(Task instructions) Copy out every line of the material below word for word.

(Material to process)
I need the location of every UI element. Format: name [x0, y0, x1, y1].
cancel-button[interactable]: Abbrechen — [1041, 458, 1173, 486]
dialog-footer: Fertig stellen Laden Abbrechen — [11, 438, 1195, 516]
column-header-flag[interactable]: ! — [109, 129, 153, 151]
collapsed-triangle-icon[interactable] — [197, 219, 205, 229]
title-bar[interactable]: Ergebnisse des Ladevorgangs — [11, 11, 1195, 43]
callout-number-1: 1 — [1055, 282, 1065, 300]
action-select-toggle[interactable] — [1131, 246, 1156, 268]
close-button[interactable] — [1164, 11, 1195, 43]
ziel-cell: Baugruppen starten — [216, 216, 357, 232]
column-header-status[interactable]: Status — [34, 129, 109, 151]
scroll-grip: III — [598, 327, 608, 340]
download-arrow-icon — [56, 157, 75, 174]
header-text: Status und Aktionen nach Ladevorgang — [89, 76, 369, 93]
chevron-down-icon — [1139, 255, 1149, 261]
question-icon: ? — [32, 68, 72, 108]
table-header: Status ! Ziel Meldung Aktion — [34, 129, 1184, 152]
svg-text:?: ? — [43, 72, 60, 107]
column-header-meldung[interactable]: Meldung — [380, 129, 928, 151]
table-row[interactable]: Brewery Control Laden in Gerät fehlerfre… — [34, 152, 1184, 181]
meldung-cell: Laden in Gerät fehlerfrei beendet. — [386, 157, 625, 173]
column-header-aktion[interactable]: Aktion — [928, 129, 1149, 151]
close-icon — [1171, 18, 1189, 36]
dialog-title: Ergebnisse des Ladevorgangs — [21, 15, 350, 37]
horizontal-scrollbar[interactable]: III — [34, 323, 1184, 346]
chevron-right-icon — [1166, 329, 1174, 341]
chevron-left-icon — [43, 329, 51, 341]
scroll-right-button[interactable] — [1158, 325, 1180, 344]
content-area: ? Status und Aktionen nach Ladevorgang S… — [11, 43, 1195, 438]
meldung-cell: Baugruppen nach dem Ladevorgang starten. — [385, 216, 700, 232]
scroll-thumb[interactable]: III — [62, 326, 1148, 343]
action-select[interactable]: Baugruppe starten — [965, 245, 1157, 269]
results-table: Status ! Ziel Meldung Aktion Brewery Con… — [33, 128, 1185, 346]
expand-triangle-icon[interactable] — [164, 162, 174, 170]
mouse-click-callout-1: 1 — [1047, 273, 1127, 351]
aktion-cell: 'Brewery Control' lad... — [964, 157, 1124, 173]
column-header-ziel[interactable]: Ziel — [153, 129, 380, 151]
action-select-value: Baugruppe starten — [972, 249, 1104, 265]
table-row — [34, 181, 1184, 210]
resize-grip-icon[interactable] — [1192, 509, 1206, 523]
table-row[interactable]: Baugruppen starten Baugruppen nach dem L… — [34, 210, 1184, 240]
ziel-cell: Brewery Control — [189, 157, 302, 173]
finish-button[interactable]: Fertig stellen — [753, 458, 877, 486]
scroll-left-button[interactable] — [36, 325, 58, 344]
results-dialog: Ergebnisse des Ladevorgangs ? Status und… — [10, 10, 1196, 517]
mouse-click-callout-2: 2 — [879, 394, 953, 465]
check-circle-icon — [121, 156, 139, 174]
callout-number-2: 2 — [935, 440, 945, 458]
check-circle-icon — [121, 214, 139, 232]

(Output of the exercise)
I need the location of every UI element. Format: name [x0, y0, x1, y1].
cancel-button[interactable]: Abbrechen — [1041, 458, 1173, 486]
dialog-footer: Fertig stellen Laden Abbrechen — [11, 438, 1195, 516]
column-header-flag[interactable]: ! — [109, 129, 153, 151]
collapsed-triangle-icon[interactable] — [197, 219, 205, 229]
title-bar[interactable]: Ergebnisse des Ladevorgangs — [11, 11, 1195, 43]
callout-number-1: 1 — [1055, 282, 1065, 300]
action-select-toggle[interactable] — [1131, 246, 1156, 268]
close-button[interactable] — [1164, 11, 1195, 43]
ziel-cell: Baugruppen starten — [216, 216, 357, 232]
column-header-status[interactable]: Status — [34, 129, 109, 151]
scroll-grip: III — [598, 327, 608, 340]
download-arrow-icon — [56, 157, 75, 174]
header-text: Status und Aktionen nach Ladevorgang — [89, 76, 369, 93]
chevron-down-icon — [1139, 255, 1149, 261]
question-icon: ? — [32, 68, 72, 108]
table-header: Status ! Ziel Meldung Aktion — [34, 129, 1184, 152]
svg-text:?: ? — [43, 72, 60, 107]
column-header-meldung[interactable]: Meldung — [380, 129, 928, 151]
table-row[interactable]: Brewery Control Laden in Gerät fehlerfre… — [34, 152, 1184, 181]
meldung-cell: Laden in Gerät fehlerfrei beendet. — [386, 157, 625, 173]
column-header-aktion[interactable]: Aktion — [928, 129, 1149, 151]
close-icon — [1171, 18, 1189, 36]
dialog-title: Ergebnisse des Ladevorgangs — [21, 15, 350, 37]
horizontal-scrollbar[interactable]: III — [34, 323, 1184, 346]
chevron-right-icon — [1166, 329, 1174, 341]
chevron-left-icon — [43, 329, 51, 341]
scroll-right-button[interactable] — [1158, 325, 1180, 344]
content-area: ? Status und Aktionen nach Ladevorgang S… — [11, 43, 1195, 438]
meldung-cell: Baugruppen nach dem Ladevorgang starten. — [385, 216, 700, 232]
scroll-thumb[interactable]: III — [62, 326, 1148, 343]
action-select[interactable]: Baugruppe starten — [965, 245, 1157, 269]
results-table: Status ! Ziel Meldung Aktion Brewery Con… — [33, 128, 1185, 346]
expand-triangle-icon[interactable] — [164, 162, 174, 170]
mouse-click-callout-1: 1 — [1047, 273, 1127, 351]
aktion-cell: 'Brewery Control' lad... — [964, 157, 1124, 173]
column-header-ziel[interactable]: Ziel — [153, 129, 380, 151]
action-select-value: Baugruppe starten — [972, 249, 1104, 265]
table-row — [34, 181, 1184, 210]
resize-grip-icon[interactable] — [1192, 509, 1206, 523]
table-row[interactable]: Baugruppen starten Baugruppen nach dem L… — [34, 210, 1184, 240]
ziel-cell: Brewery Control — [189, 157, 302, 173]
finish-button[interactable]: Fertig stellen — [753, 458, 877, 486]
scroll-left-button[interactable] — [36, 325, 58, 344]
results-dialog: Ergebnisse des Ladevorgangs ? Status und… — [10, 10, 1196, 517]
mouse-click-callout-2: 2 — [879, 394, 953, 465]
check-circle-icon — [121, 156, 139, 174]
callout-number-2: 2 — [935, 440, 945, 458]
check-circle-icon — [121, 214, 139, 232]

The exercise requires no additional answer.